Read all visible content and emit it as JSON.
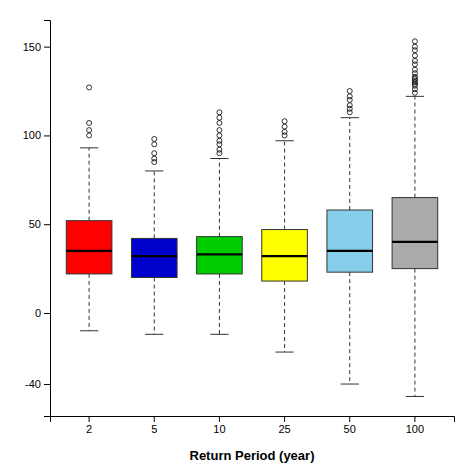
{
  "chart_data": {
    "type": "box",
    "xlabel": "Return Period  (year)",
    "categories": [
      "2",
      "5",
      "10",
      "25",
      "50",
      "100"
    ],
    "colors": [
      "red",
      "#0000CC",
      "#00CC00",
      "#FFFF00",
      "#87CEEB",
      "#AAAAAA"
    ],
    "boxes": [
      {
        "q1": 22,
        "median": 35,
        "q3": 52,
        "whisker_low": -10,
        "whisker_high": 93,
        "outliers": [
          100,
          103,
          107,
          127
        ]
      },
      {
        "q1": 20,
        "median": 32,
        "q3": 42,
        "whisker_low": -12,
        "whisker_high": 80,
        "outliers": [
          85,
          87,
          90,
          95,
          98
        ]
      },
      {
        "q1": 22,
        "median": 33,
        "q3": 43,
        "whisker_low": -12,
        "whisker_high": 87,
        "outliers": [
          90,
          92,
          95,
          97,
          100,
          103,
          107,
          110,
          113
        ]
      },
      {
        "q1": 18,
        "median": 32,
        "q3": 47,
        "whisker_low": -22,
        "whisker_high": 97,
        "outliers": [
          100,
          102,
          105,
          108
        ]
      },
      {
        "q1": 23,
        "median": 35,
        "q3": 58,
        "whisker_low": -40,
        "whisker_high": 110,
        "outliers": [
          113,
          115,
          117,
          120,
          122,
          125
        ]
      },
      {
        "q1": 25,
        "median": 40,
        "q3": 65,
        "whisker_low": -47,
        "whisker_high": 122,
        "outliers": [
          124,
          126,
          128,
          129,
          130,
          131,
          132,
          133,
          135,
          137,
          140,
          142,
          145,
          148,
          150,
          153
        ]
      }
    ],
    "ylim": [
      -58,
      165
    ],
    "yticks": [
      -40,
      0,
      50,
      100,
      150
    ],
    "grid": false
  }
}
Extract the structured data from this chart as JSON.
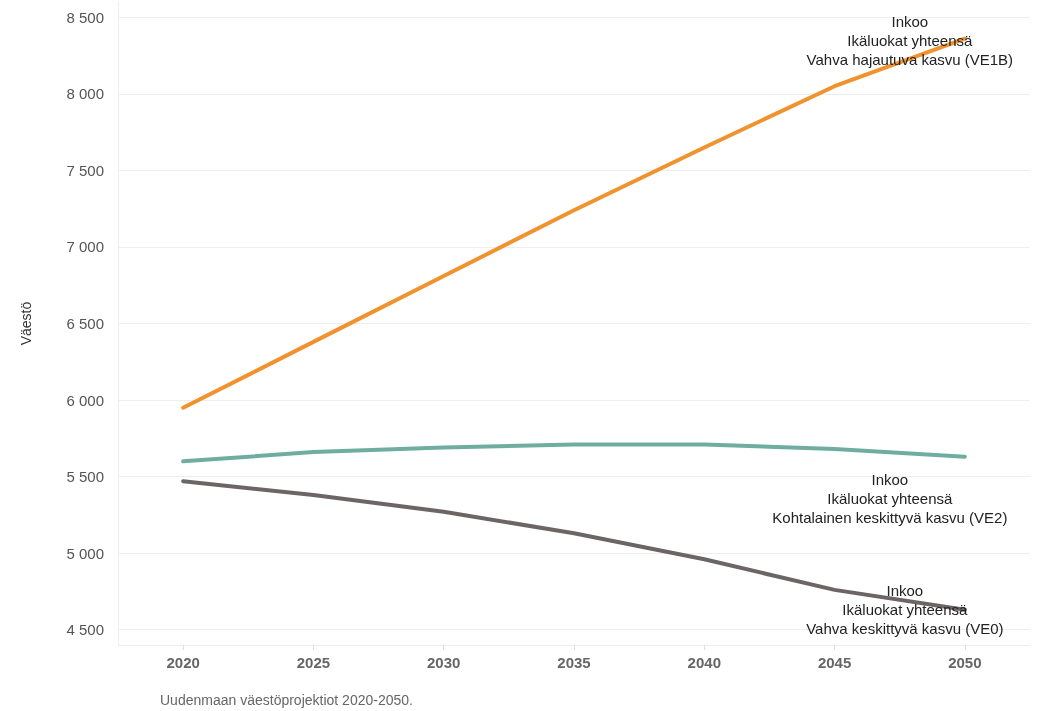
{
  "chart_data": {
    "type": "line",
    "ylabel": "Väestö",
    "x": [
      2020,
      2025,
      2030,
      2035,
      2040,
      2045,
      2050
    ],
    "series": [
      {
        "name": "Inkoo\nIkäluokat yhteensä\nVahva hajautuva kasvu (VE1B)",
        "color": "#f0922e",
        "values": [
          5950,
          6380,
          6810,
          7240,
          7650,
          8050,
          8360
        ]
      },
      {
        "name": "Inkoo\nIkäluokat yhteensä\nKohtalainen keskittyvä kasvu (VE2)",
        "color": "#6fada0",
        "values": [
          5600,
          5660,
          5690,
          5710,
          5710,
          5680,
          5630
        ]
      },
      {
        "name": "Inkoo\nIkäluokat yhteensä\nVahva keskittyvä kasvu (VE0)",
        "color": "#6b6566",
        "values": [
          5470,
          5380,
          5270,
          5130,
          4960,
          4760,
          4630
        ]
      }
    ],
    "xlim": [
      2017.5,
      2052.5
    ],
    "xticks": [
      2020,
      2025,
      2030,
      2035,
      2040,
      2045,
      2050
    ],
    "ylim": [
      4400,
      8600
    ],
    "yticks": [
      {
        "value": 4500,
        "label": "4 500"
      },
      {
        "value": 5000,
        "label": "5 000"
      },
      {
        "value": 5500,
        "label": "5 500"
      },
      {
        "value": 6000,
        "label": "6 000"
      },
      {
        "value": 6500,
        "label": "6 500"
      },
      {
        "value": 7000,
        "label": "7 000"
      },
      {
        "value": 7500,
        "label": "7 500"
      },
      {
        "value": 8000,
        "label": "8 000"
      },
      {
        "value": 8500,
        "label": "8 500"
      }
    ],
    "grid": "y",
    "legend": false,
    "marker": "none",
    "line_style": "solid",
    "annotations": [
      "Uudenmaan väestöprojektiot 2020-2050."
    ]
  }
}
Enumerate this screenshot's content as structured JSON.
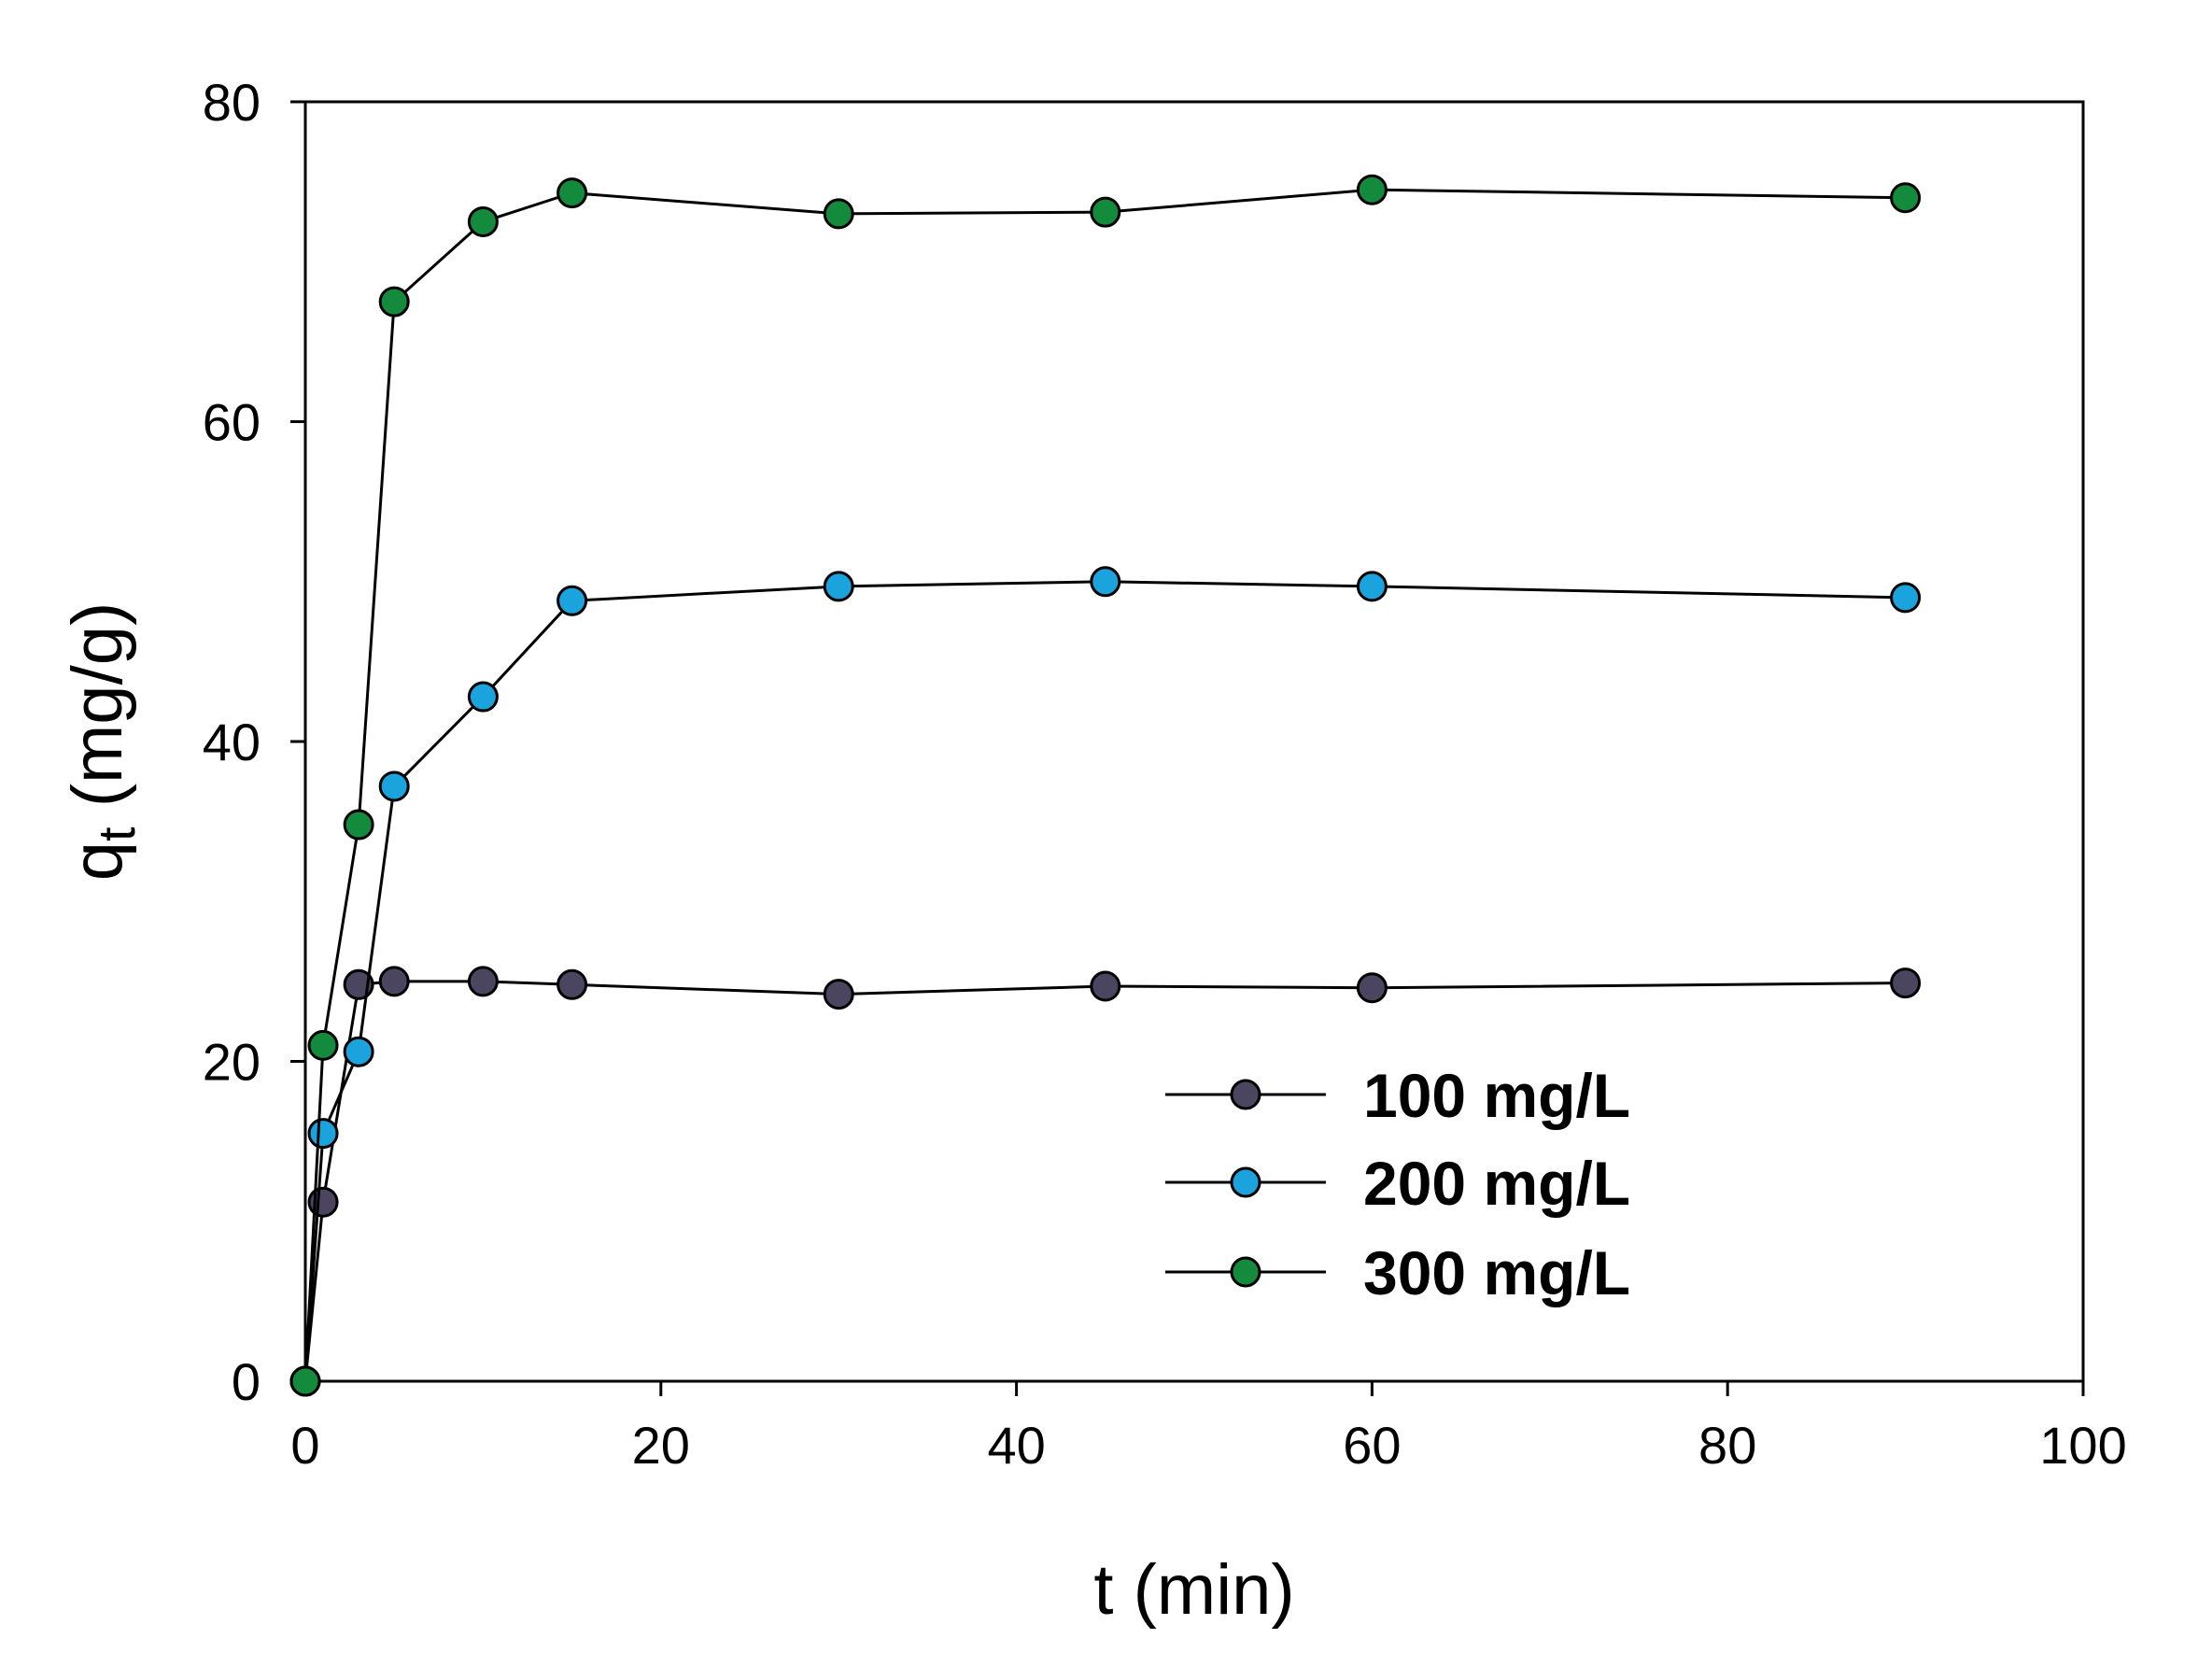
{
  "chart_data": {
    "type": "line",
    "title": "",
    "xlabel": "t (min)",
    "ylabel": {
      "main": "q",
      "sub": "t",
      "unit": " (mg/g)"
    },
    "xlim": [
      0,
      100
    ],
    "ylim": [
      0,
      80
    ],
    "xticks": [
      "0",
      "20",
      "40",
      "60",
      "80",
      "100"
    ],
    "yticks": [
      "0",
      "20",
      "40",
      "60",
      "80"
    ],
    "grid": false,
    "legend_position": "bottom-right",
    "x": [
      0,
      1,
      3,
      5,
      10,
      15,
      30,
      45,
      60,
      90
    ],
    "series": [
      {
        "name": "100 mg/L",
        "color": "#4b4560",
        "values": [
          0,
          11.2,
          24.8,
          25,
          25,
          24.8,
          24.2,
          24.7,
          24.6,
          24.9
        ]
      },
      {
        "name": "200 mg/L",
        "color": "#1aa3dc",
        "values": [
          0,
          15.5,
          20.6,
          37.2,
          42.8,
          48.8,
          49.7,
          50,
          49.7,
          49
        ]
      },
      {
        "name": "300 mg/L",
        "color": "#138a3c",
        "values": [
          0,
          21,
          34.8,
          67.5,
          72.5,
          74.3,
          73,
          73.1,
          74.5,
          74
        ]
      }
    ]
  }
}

★ ★ ★ ★ ★

● **PROBLEM TO SOLVE**
The records above are to be restated exactly, without their pictures.

● **CORRECT RESULT**
Read all visible content and emit it as JSON.
{
  "chart_data": {
    "type": "box",
    "xlabel": "Return Period  (year)",
    "categories": [
      "2",
      "5",
      "10",
      "25",
      "50",
      "100"
    ],
    "colors": [
      "red",
      "#0000CC",
      "#00CC00",
      "#FFFF00",
      "#87CEEB",
      "#AAAAAA"
    ],
    "boxes": [
      {
        "q1": 22,
        "median": 35,
        "q3": 52,
        "whisker_low": -10,
        "whisker_high": 93,
        "outliers": [
          100,
          103,
          107,
          127
        ]
      },
      {
        "q1": 20,
        "median": 32,
        "q3": 42,
        "whisker_low": -12,
        "whisker_high": 80,
        "outliers": [
          85,
          87,
          90,
          95,
          98
        ]
      },
      {
        "q1": 22,
        "median": 33,
        "q3": 43,
        "whisker_low": -12,
        "whisker_high": 87,
        "outliers": [
          90,
          92,
          95,
          97,
          100,
          103,
          107,
          110,
          113
        ]
      },
      {
        "q1": 18,
        "median": 32,
        "q3": 47,
        "whisker_low": -22,
        "whisker_high": 97,
        "outliers": [
          100,
          102,
          105,
          108
        ]
      },
      {
        "q1": 23,
        "median": 35,
        "q3": 58,
        "whisker_low": -40,
        "whisker_high": 110,
        "outliers": [
          113,
          115,
          117,
          120,
          122,
          125
        ]
      },
      {
        "q1": 25,
        "median": 40,
        "q3": 65,
        "whisker_low": -47,
        "whisker_high": 122,
        "outliers": [
          124,
          126,
          128,
          129,
          130,
          131,
          132,
          133,
          135,
          137,
          140,
          142,
          145,
          148,
          150,
          153
        ]
      }
    ],
    "ylim": [
      -58,
      165
    ],
    "yticks": [
      -40,
      0,
      50,
      100,
      150
    ],
    "grid": false
  }
}
Extract the structured data from this chart as JSON.
{
  "chart_data": {
    "type": "line",
    "ylabel": "Väestö",
    "x": [
      2020,
      2025,
      2030,
      2035,
      2040,
      2045,
      2050
    ],
    "series": [
      {
        "name": "Inkoo\nIkäluokat yhteensä\nVahva hajautuva kasvu (VE1B)",
        "color": "#f0922e",
        "values": [
          5950,
          6380,
          6810,
          7240,
          7650,
          8050,
          8360
        ]
      },
      {
        "name": "Inkoo\nIkäluokat yhteensä\nKohtalainen keskittyvä kasvu (VE2)",
        "color": "#6fada0",
        "values": [
          5600,
          5660,
          5690,
          5710,
          5710,
          5680,
          5630
        ]
      },
      {
        "name": "Inkoo\nIkäluokat yhteensä\nVahva keskittyvä kasvu (VE0)",
        "color": "#6b6566",
        "values": [
          5470,
          5380,
          5270,
          5130,
          4960,
          4760,
          4630
        ]
      }
    ],
    "xlim": [
      2017.5,
      2052.5
    ],
    "xticks": [
      2020,
      2025,
      2030,
      2035,
      2040,
      2045,
      2050
    ],
    "ylim": [
      4400,
      8600
    ],
    "yticks": [
      {
        "value": 4500,
        "label": "4 500"
      },
      {
        "value": 5000,
        "label": "5 000"
      },
      {
        "value": 5500,
        "label": "5 500"
      },
      {
        "value": 6000,
        "label": "6 000"
      },
      {
        "value": 6500,
        "label": "6 500"
      },
      {
        "value": 7000,
        "label": "7 000"
      },
      {
        "value": 7500,
        "label": "7 500"
      },
      {
        "value": 8000,
        "label": "8 000"
      },
      {
        "value": 8500,
        "label": "8 500"
      }
    ],
    "grid": "y",
    "legend": false,
    "marker": "none",
    "line_style": "solid",
    "annotations": [
      "Uudenmaan väestöprojektiot 2020-2050."
    ]
  }
}
Enumerate this screenshot's content as structured JSON.
{
  "chart_data": {
    "type": "line",
    "title": "",
    "xlabel": "t (min)",
    "ylabel": {
      "main": "q",
      "sub": "t",
      "unit": " (mg/g)"
    },
    "xlim": [
      0,
      100
    ],
    "ylim": [
      0,
      80
    ],
    "xticks": [
      "0",
      "20",
      "40",
      "60",
      "80",
      "100"
    ],
    "yticks": [
      "0",
      "20",
      "40",
      "60",
      "80"
    ],
    "grid": false,
    "legend_position": "bottom-right",
    "x": [
      0,
      1,
      3,
      5,
      10,
      15,
      30,
      45,
      60,
      90
    ],
    "series": [
      {
        "name": "100 mg/L",
        "color": "#4b4560",
        "values": [
          0,
          11.2,
          24.8,
          25,
          25,
          24.8,
          24.2,
          24.7,
          24.6,
          24.9
        ]
      },
      {
        "name": "200 mg/L",
        "color": "#1aa3dc",
        "values": [
          0,
          15.5,
          20.6,
          37.2,
          42.8,
          48.8,
          49.7,
          50,
          49.7,
          49
        ]
      },
      {
        "name": "300 mg/L",
        "color": "#138a3c",
        "values": [
          0,
          21,
          34.8,
          67.5,
          72.5,
          74.3,
          73,
          73.1,
          74.5,
          74
        ]
      }
    ]
  }
}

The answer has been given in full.